SET TASK: Could you copy every line of the material below word for word, without changing anything?

RAW DATA:

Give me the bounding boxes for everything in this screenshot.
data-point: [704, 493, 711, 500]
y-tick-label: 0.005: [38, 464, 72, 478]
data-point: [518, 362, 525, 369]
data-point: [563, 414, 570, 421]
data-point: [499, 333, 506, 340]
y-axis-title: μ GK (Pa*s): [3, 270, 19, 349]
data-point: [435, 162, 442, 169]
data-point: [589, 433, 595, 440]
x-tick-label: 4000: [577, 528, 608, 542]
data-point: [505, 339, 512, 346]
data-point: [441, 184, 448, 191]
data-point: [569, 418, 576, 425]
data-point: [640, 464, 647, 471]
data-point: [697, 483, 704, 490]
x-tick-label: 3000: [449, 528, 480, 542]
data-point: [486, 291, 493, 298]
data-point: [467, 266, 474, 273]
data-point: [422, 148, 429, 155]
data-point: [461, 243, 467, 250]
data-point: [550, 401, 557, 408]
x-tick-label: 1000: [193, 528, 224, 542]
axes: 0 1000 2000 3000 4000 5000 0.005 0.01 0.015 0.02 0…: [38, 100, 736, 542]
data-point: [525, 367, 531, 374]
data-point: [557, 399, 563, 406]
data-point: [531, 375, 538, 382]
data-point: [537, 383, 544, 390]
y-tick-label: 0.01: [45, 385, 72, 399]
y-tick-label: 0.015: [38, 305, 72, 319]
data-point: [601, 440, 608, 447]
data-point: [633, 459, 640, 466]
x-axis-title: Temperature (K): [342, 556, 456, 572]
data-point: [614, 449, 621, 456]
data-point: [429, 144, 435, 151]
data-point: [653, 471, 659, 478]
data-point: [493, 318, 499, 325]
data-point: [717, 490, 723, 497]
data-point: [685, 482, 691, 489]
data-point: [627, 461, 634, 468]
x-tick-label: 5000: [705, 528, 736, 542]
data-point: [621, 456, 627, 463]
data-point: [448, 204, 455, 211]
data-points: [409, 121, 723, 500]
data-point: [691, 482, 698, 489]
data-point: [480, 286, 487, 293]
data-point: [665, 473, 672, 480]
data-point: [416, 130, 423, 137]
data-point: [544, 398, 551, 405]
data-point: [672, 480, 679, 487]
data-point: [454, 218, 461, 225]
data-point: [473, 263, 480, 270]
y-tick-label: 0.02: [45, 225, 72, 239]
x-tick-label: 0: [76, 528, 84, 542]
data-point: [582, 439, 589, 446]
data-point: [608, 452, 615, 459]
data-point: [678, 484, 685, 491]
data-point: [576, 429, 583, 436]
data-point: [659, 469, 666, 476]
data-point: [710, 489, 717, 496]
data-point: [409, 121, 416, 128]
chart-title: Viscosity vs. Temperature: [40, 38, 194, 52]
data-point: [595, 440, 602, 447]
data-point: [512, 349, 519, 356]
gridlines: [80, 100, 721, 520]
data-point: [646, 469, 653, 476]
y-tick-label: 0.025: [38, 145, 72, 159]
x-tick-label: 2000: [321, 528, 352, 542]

REPLY TO THE TASK:
Give me the bounding boxes for everything in this screenshot.
data-point: [704, 493, 711, 500]
y-tick-label: 0.005: [38, 464, 72, 478]
data-point: [518, 362, 525, 369]
data-point: [563, 414, 570, 421]
data-point: [499, 333, 506, 340]
y-axis-title: μ GK (Pa*s): [3, 270, 19, 349]
data-point: [435, 162, 442, 169]
data-point: [589, 433, 595, 440]
x-tick-label: 4000: [577, 528, 608, 542]
data-point: [505, 339, 512, 346]
data-point: [441, 184, 448, 191]
data-point: [569, 418, 576, 425]
data-point: [640, 464, 647, 471]
data-point: [697, 483, 704, 490]
x-tick-label: 3000: [449, 528, 480, 542]
data-point: [486, 291, 493, 298]
data-point: [467, 266, 474, 273]
data-point: [422, 148, 429, 155]
data-point: [461, 243, 467, 250]
data-point: [550, 401, 557, 408]
x-tick-label: 1000: [193, 528, 224, 542]
axes: 0 1000 2000 3000 4000 5000 0.005 0.01 0.015 0.02 0…: [38, 100, 736, 542]
data-point: [525, 367, 531, 374]
data-point: [557, 399, 563, 406]
data-point: [531, 375, 538, 382]
data-point: [537, 383, 544, 390]
y-tick-label: 0.01: [45, 385, 72, 399]
y-tick-label: 0.015: [38, 305, 72, 319]
data-point: [601, 440, 608, 447]
data-point: [633, 459, 640, 466]
x-axis-title: Temperature (K): [342, 556, 456, 572]
data-point: [614, 449, 621, 456]
data-point: [429, 144, 435, 151]
data-point: [653, 471, 659, 478]
data-point: [493, 318, 499, 325]
data-point: [717, 490, 723, 497]
data-point: [685, 482, 691, 489]
data-point: [627, 461, 634, 468]
x-tick-label: 5000: [705, 528, 736, 542]
data-point: [621, 456, 627, 463]
data-point: [448, 204, 455, 211]
data-points: [409, 121, 723, 500]
data-point: [691, 482, 698, 489]
data-point: [480, 286, 487, 293]
data-point: [665, 473, 672, 480]
data-point: [416, 130, 423, 137]
data-point: [544, 398, 551, 405]
data-point: [672, 480, 679, 487]
data-point: [454, 218, 461, 225]
data-point: [473, 263, 480, 270]
y-tick-label: 0.02: [45, 225, 72, 239]
x-tick-label: 0: [76, 528, 84, 542]
data-point: [582, 439, 589, 446]
data-point: [608, 452, 615, 459]
data-point: [678, 484, 685, 491]
data-point: [576, 429, 583, 436]
data-point: [659, 469, 666, 476]
data-point: [710, 489, 717, 496]
data-point: [409, 121, 416, 128]
chart-title: Viscosity vs. Temperature: [40, 38, 194, 52]
data-point: [595, 440, 602, 447]
data-point: [512, 349, 519, 356]
gridlines: [80, 100, 721, 520]
data-point: [646, 469, 653, 476]
y-tick-label: 0.025: [38, 145, 72, 159]
x-tick-label: 2000: [321, 528, 352, 542]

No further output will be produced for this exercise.